> **Work required**: Copy the records that follow exactly as written, but not their pictures.

**** Records for this task ****

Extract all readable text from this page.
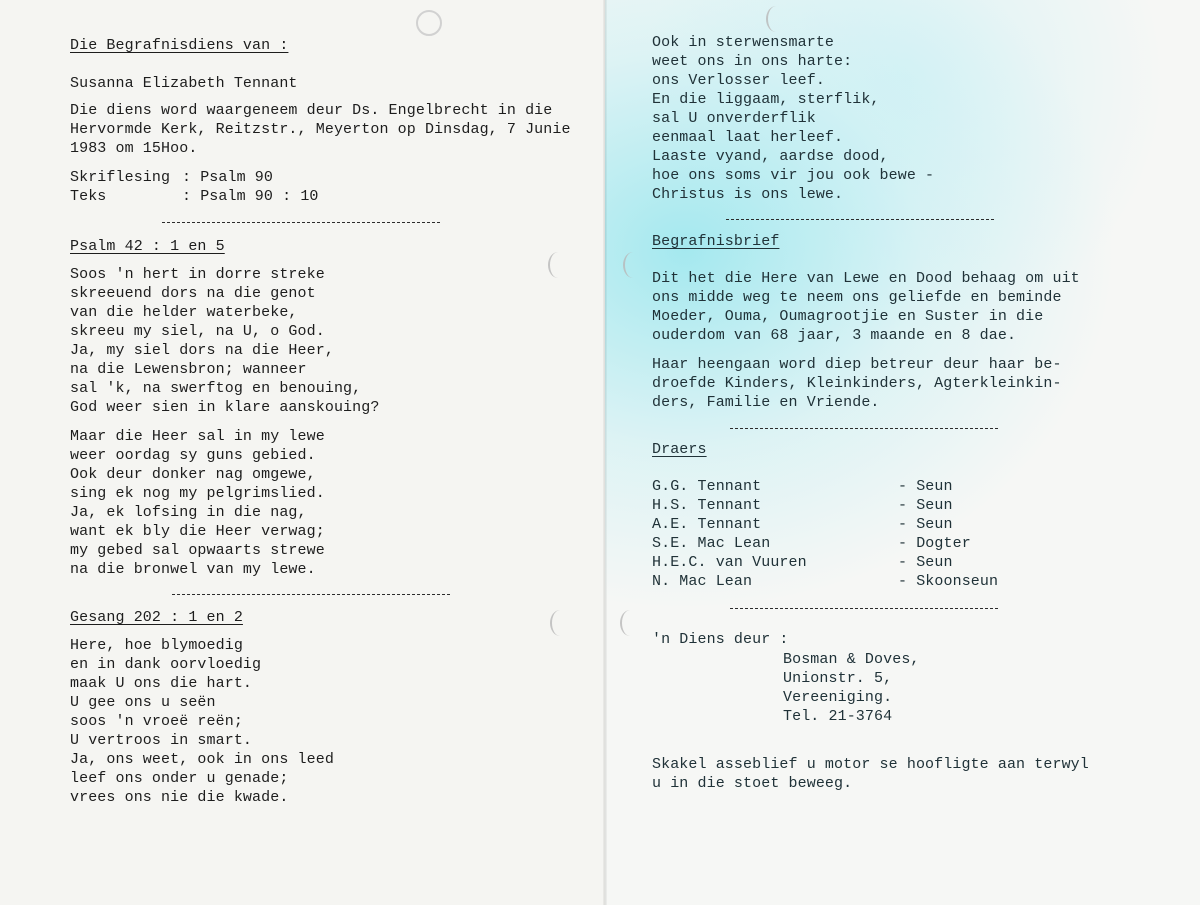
Die Begrafnisdiens van :
Susanna Elizabeth Tennant
Die diens word waargeneem deur Ds. Engelbrecht in die
Hervormde Kerk, Reitzstr., Meyerton op Dinsdag, 7 Junie
1983 om 15Hoo.
Skriflesing : Psalm 90
Teks	: Psalm 90 : 10
Psalm 42 : 1 en 5
Soos 'n hert in dorre streke
skreeuend dors na die genot
van die helder waterbeke,
skreeu my siel, na U, o God.
Ja, my siel dors na die Heer,
na die Lewensbron; wanneer
sal 'k, na swerftog en benouing,
God weer sien in klare aanskouing?
Maar die Heer sal in my lewe
weer oordag sy guns gebied.
Ook deur donker nag omgewe,
sing ek nog my pelgrimslied.
Ja, ek lofsing in die nag,
want ek bly die Heer verwag;
my gebed sal opwaarts strewe
na die bronwel van my lewe.
Gesang 202 : 1 en 2
Here, hoe blymoedig
en in dank oorvloedig
maak U ons die hart.
U gee ons u seën
soos 'n vroeë reën;
U vertroos in smart.
Ja, ons weet, ook in ons leed
leef ons onder u genade;
vrees ons nie die kwade.
Ook in sterwensmarte
weet ons in ons harte:
ons Verlosser leef.
En die liggaam, sterflik,
sal U onverderflik
eenmaal laat herleef.
Laaste vyand, aardse dood,
hoe ons soms vir jou ook bewe -
Christus is ons lewe.
Begrafnisbrief
Dit het die Here van Lewe en Dood behaag om uit
ons midde weg te neem ons geliefde en beminde
Moeder, Ouma, Oumagrootjie en Suster in die
ouderdom van 68 jaar, 3 maande en 8 dae.
Haar heengaan word diep betreur deur haar be-
droefde Kinders, Kleinkinders, Agterkleinkin-
ders, Familie en Vriende.
Draers
G.G. Tennant	- Seun
H.S. Tennant	- Seun
A.E. Tennant	- Seun
S.E. Mac Lean	- Dogter
H.E.C. van Vuuren	- Seun
N. Mac Lean	- Skoonseun
'n Diens deur :
Bosman & Doves,
Unionstr. 5,
Vereeniging.
Tel. 21-3764
Skakel asseblief u motor se hoofligte aan terwyl
u in die stoet beweeg.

****

> **Solution to this exercise**:
Extract all readable text from this page.
Die Begrafnisdiens van :
Susanna Elizabeth Tennant
Die diens word waargeneem deur Ds. Engelbrecht in die
Hervormde Kerk, Reitzstr., Meyerton op Dinsdag, 7 Junie
1983 om 15Hoo.
Skriflesing : Psalm 90
Teks	: Psalm 90 : 10
Psalm 42 : 1 en 5
Soos 'n hert in dorre streke
skreeuend dors na die genot
van die helder waterbeke,
skreeu my siel, na U, o God.
Ja, my siel dors na die Heer,
na die Lewensbron; wanneer
sal 'k, na swerftog en benouing,
God weer sien in klare aanskouing?
Maar die Heer sal in my lewe
weer oordag sy guns gebied.
Ook deur donker nag omgewe,
sing ek nog my pelgrimslied.
Ja, ek lofsing in die nag,
want ek bly die Heer verwag;
my gebed sal opwaarts strewe
na die bronwel van my lewe.
Gesang 202 : 1 en 2
Here, hoe blymoedig
en in dank oorvloedig
maak U ons die hart.
U gee ons u seën
soos 'n vroeë reën;
U vertroos in smart.
Ja, ons weet, ook in ons leed
leef ons onder u genade;
vrees ons nie die kwade.
Ook in sterwensmarte
weet ons in ons harte:
ons Verlosser leef.
En die liggaam, sterflik,
sal U onverderflik
eenmaal laat herleef.
Laaste vyand, aardse dood,
hoe ons soms vir jou ook bewe -
Christus is ons lewe.
Begrafnisbrief
Dit het die Here van Lewe en Dood behaag om uit
ons midde weg te neem ons geliefde en beminde
Moeder, Ouma, Oumagrootjie en Suster in die
ouderdom van 68 jaar, 3 maande en 8 dae.
Haar heengaan word diep betreur deur haar be-
droefde Kinders, Kleinkinders, Agterkleinkin-
ders, Familie en Vriende.
Draers
G.G. Tennant	- Seun
H.S. Tennant	- Seun
A.E. Tennant	- Seun
S.E. Mac Lean	- Dogter
H.E.C. van Vuuren	- Seun
N. Mac Lean	- Skoonseun
'n Diens deur :
Bosman & Doves,
Unionstr. 5,
Vereeniging.
Tel. 21-3764
Skakel asseblief u motor se hoofligte aan terwyl
u in die stoet beweeg.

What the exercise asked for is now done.